_Directions for this task:_ Without the pictures, write out all the lines below exactly as they appear.

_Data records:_
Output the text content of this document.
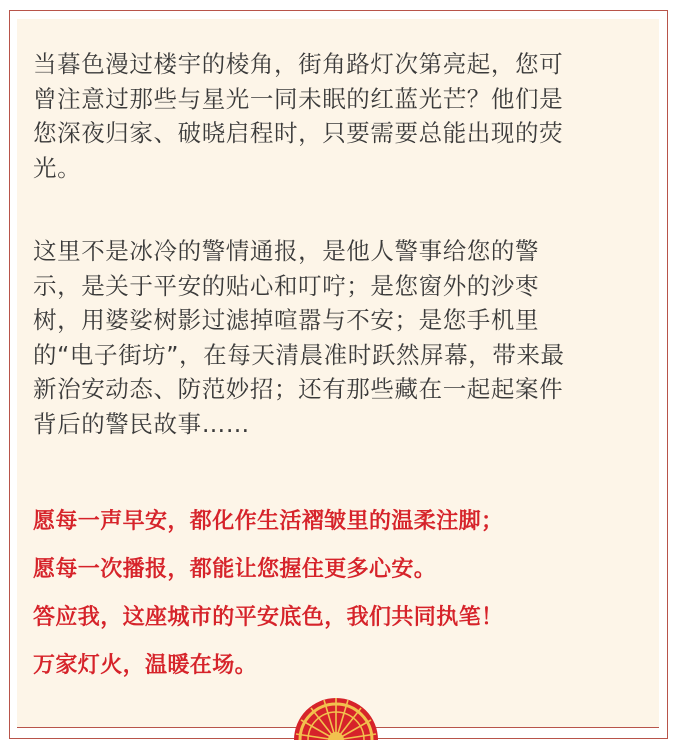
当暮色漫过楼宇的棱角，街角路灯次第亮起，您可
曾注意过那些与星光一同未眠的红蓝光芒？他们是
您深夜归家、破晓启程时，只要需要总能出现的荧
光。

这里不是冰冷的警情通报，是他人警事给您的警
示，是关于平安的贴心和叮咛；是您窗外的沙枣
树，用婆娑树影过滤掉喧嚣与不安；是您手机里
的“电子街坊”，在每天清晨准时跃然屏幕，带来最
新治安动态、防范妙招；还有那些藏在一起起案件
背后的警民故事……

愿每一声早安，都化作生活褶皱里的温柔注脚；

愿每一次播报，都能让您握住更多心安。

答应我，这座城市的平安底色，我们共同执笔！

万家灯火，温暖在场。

_Solution:_
Output the text content of this document.
当暮色漫过楼宇的棱角，街角路灯次第亮起，您可
曾注意过那些与星光一同未眠的红蓝光芒？他们是
您深夜归家、破晓启程时，只要需要总能出现的荧
光。

这里不是冰冷的警情通报，是他人警事给您的警
示，是关于平安的贴心和叮咛；是您窗外的沙枣
树，用婆娑树影过滤掉喧嚣与不安；是您手机里
的“电子街坊”，在每天清晨准时跃然屏幕，带来最
新治安动态、防范妙招；还有那些藏在一起起案件
背后的警民故事……

愿每一声早安，都化作生活褶皱里的温柔注脚；

愿每一次播报，都能让您握住更多心安。

答应我，这座城市的平安底色，我们共同执笔！

万家灯火，温暖在场。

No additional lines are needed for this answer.